[Saved data entries]
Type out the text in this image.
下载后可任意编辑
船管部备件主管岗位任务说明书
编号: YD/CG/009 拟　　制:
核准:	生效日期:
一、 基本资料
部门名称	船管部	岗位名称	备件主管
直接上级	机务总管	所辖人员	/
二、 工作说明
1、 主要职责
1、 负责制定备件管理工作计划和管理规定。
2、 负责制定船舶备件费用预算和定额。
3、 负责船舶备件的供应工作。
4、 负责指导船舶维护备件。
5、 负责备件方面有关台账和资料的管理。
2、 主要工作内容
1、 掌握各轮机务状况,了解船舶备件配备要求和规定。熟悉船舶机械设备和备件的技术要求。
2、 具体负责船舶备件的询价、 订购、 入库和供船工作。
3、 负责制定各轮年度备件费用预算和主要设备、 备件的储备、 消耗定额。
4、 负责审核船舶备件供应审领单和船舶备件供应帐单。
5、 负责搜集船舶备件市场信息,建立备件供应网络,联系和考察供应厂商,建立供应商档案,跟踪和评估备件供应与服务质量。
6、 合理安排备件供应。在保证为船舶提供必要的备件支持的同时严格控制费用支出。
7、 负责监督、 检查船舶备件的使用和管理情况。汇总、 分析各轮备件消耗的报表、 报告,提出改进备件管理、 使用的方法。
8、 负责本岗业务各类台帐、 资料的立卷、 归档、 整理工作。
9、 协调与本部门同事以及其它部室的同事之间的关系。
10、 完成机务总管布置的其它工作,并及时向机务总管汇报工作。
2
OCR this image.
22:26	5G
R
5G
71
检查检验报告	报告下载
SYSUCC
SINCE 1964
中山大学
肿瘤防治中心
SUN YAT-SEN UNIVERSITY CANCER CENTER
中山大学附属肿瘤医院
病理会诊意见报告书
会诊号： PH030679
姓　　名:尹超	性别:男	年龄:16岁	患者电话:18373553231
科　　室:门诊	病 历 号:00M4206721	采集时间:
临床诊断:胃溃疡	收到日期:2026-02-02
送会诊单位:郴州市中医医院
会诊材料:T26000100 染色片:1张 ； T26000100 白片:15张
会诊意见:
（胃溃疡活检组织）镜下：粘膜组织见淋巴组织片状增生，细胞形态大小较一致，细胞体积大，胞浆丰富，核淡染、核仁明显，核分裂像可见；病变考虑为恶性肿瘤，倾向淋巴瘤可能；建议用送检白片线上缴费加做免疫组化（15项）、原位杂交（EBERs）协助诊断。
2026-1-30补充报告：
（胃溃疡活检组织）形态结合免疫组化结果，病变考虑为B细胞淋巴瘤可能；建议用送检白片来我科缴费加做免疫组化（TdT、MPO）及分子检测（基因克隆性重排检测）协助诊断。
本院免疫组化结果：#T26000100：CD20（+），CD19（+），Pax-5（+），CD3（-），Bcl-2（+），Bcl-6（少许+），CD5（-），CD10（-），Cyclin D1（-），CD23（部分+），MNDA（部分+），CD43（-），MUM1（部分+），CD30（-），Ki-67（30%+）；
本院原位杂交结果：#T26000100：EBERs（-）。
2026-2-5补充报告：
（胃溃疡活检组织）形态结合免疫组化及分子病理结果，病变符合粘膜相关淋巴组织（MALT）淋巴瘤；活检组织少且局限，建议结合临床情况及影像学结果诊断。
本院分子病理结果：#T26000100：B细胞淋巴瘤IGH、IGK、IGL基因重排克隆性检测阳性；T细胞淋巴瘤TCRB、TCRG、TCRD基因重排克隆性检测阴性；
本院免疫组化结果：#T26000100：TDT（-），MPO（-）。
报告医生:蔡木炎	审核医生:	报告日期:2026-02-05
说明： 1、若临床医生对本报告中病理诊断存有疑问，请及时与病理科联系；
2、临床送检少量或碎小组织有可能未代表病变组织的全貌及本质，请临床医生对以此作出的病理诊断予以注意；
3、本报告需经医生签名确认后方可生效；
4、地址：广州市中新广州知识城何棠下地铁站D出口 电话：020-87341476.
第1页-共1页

→ **JOB**: Your task is to retype all of the records exactly.

→ **COMPLETED TASK**:
Type out the text in this image.
下载后可任意编辑
船管部备件主管岗位任务说明书
编号: YD/CG/009 拟　　制:
核准:	生效日期:
一、 基本资料
部门名称	船管部	岗位名称	备件主管
直接上级	机务总管	所辖人员	/
二、 工作说明
1、 主要职责
1、 负责制定备件管理工作计划和管理规定。
2、 负责制定船舶备件费用预算和定额。
3、 负责船舶备件的供应工作。
4、 负责指导船舶维护备件。
5、 负责备件方面有关台账和资料的管理。
2、 主要工作内容
1、 掌握各轮机务状况,了解船舶备件配备要求和规定。熟悉船舶机械设备和备件的技术要求。
2、 具体负责船舶备件的询价、 订购、 入库和供船工作。
3、 负责制定各轮年度备件费用预算和主要设备、 备件的储备、 消耗定额。
4、 负责审核船舶备件供应审领单和船舶备件供应帐单。
5、 负责搜集船舶备件市场信息,建立备件供应网络,联系和考察供应厂商,建立供应商档案,跟踪和评估备件供应与服务质量。
6、 合理安排备件供应。在保证为船舶提供必要的备件支持的同时严格控制费用支出。
7、 负责监督、 检查船舶备件的使用和管理情况。汇总、 分析各轮备件消耗的报表、 报告,提出改进备件管理、 使用的方法。
8、 负责本岗业务各类台帐、 资料的立卷、 归档、 整理工作。
9、 协调与本部门同事以及其它部室的同事之间的关系。
10、 完成机务总管布置的其它工作,并及时向机务总管汇报工作。
2
OCR this image.
22:26	5G
R
5G
71
检查检验报告	报告下载
SYSUCC
SINCE 1964
中山大学
肿瘤防治中心
SUN YAT-SEN UNIVERSITY CANCER CENTER
中山大学附属肿瘤医院
病理会诊意见报告书
会诊号： PH030679
姓　　名:尹超	性别:男	年龄:16岁	患者电话:18373553231
科　　室:门诊	病 历 号:00M4206721	采集时间:
临床诊断:胃溃疡	收到日期:2026-02-02
送会诊单位:郴州市中医医院
会诊材料:T26000100 染色片:1张 ； T26000100 白片:15张
会诊意见:
（胃溃疡活检组织）镜下：粘膜组织见淋巴组织片状增生，细胞形态大小较一致，细胞体积大，胞浆丰富，核淡染、核仁明显，核分裂像可见；病变考虑为恶性肿瘤，倾向淋巴瘤可能；建议用送检白片线上缴费加做免疫组化（15项）、原位杂交（EBERs）协助诊断。
2026-1-30补充报告：
（胃溃疡活检组织）形态结合免疫组化结果，病变考虑为B细胞淋巴瘤可能；建议用送检白片来我科缴费加做免疫组化（TdT、MPO）及分子检测（基因克隆性重排检测）协助诊断。
本院免疫组化结果：#T26000100：CD20（+），CD19（+），Pax-5（+），CD3（-），Bcl-2（+），Bcl-6（少许+），CD5（-），CD10（-），Cyclin D1（-），CD23（部分+），MNDA（部分+），CD43（-），MUM1（部分+），CD30（-），Ki-67（30%+）；
本院原位杂交结果：#T26000100：EBERs（-）。
2026-2-5补充报告：
（胃溃疡活检组织）形态结合免疫组化及分子病理结果，病变符合粘膜相关淋巴组织（MALT）淋巴瘤；活检组织少且局限，建议结合临床情况及影像学结果诊断。
本院分子病理结果：#T26000100：B细胞淋巴瘤IGH、IGK、IGL基因重排克隆性检测阳性；T细胞淋巴瘤TCRB、TCRG、TCRD基因重排克隆性检测阴性；
本院免疫组化结果：#T26000100：TDT（-），MPO（-）。
报告医生:蔡木炎	审核医生:	报告日期:2026-02-05
说明： 1、若临床医生对本报告中病理诊断存有疑问，请及时与病理科联系；
2、临床送检少量或碎小组织有可能未代表病变组织的全貌及本质，请临床医生对以此作出的病理诊断予以注意；
3、本报告需经医生签名确认后方可生效；
4、地址：广州市中新广州知识城何棠下地铁站D出口 电话：020-87341476.
第1页-共1页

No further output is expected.